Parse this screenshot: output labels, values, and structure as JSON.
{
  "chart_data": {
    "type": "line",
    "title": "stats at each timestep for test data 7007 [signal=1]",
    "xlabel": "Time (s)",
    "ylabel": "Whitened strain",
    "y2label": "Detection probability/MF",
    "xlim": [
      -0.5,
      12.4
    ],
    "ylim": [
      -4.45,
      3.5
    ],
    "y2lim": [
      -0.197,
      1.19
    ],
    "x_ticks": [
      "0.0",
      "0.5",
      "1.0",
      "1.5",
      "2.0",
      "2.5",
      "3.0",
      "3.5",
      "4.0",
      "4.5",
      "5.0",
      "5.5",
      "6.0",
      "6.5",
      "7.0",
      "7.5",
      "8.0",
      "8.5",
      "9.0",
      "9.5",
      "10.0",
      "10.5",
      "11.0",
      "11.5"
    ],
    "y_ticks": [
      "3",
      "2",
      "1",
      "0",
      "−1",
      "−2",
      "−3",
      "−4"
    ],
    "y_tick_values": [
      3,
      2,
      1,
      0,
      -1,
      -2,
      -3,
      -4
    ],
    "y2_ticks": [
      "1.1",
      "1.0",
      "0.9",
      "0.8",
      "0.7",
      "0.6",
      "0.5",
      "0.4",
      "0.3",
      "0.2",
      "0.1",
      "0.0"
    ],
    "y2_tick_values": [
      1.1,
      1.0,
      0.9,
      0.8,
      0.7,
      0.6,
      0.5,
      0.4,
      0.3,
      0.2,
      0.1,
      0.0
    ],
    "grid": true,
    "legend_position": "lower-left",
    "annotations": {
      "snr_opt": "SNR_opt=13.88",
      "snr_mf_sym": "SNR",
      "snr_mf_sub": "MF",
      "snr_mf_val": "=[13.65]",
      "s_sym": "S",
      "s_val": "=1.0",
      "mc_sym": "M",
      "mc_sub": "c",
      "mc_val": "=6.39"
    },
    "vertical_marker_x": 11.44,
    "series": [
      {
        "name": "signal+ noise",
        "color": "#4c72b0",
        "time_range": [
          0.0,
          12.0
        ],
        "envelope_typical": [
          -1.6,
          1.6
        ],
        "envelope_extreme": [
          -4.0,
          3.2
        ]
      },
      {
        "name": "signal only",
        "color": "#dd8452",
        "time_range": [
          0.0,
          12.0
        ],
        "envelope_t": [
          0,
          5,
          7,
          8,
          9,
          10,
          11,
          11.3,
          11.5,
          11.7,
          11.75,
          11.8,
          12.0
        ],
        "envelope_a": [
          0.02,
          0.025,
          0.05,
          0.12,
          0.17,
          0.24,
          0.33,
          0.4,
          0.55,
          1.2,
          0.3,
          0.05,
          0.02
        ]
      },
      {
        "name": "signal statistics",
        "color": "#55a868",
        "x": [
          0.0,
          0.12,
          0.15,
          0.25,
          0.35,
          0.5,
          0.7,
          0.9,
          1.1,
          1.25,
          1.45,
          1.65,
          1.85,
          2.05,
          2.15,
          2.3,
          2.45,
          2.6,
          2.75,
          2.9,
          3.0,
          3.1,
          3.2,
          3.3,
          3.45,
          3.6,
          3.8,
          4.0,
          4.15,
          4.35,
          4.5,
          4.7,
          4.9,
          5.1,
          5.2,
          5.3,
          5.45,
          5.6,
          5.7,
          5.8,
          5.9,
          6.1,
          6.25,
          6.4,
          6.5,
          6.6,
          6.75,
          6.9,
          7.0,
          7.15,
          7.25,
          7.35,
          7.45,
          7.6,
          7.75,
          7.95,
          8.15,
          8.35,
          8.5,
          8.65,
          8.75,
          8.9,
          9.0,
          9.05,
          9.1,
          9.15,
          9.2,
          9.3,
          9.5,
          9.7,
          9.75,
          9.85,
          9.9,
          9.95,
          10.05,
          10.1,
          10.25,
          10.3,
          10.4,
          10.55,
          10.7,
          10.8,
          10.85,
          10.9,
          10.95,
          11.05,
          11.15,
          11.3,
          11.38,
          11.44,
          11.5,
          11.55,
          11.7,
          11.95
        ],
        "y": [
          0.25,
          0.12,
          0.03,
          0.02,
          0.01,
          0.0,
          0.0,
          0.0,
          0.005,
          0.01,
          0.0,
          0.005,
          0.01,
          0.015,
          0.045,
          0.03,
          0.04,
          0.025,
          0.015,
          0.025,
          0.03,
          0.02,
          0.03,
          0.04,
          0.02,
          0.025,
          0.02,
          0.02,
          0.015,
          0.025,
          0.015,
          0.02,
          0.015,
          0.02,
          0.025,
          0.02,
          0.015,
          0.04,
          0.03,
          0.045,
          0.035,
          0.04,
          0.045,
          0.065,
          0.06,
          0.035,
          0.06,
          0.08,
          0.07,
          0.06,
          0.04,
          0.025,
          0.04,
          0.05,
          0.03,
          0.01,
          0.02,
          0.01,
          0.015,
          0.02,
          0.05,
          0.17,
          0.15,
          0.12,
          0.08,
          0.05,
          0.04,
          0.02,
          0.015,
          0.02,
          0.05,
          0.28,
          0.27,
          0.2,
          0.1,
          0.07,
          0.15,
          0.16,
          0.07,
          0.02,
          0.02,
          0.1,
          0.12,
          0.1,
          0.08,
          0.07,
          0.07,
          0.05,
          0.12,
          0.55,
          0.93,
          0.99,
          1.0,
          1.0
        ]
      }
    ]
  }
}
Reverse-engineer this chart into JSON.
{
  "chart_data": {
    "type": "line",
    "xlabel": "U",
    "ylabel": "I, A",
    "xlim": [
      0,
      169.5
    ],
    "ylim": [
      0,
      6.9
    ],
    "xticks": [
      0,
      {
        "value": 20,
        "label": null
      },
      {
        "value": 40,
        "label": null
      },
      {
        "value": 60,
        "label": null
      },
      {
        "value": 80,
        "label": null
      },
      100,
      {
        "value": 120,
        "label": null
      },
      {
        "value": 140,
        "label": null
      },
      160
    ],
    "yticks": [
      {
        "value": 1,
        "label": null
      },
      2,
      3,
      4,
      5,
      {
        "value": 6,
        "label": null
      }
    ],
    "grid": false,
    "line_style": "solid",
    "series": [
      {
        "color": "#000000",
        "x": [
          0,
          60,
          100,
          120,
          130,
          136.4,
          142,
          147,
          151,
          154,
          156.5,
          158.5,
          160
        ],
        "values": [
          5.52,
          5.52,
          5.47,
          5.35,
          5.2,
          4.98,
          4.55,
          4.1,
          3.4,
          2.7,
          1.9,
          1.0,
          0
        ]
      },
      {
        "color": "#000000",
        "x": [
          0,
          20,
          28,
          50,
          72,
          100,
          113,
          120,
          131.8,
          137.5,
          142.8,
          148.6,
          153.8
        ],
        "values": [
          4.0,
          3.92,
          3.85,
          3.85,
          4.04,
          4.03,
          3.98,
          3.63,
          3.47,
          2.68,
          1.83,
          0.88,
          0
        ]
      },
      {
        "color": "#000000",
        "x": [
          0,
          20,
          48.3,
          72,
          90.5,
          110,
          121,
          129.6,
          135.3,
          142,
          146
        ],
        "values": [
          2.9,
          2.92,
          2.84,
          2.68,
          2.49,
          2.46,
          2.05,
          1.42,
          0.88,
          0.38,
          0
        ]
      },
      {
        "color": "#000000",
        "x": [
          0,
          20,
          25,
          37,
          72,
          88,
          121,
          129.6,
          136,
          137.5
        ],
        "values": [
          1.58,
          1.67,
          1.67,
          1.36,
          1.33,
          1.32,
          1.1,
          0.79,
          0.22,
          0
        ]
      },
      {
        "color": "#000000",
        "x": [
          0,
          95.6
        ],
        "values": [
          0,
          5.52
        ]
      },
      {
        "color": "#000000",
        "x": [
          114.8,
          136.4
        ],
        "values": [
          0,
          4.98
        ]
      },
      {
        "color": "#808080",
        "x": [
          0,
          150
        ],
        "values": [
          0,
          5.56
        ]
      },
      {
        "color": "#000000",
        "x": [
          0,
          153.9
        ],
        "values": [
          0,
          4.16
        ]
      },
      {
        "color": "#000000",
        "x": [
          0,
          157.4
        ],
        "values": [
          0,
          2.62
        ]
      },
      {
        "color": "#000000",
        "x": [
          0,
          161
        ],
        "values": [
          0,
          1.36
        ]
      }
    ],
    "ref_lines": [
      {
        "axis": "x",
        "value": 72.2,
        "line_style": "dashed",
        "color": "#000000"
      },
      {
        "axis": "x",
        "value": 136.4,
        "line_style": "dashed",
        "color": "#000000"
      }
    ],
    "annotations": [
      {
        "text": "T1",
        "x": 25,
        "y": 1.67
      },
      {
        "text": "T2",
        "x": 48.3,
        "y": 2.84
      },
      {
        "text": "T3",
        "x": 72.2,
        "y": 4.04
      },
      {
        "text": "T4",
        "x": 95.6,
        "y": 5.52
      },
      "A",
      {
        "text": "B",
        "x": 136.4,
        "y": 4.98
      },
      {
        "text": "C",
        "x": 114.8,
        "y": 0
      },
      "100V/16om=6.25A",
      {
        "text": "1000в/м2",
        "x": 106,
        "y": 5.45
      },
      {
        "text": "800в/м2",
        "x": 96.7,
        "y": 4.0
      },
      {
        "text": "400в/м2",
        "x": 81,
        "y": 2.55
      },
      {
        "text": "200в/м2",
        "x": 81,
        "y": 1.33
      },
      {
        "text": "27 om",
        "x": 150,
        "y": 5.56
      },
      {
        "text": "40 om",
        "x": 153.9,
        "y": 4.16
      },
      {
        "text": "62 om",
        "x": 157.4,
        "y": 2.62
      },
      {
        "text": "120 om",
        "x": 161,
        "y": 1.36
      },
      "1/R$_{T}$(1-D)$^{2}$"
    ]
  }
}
+++
Find all lines where the word "signal" appears. Copy them.

◆ Final result:
    "title": "stats at each timestep for test data 7007 [signal=1]",
        "name": "signal+ noise",
        "name": "signal only",
        "name": "signal statistics",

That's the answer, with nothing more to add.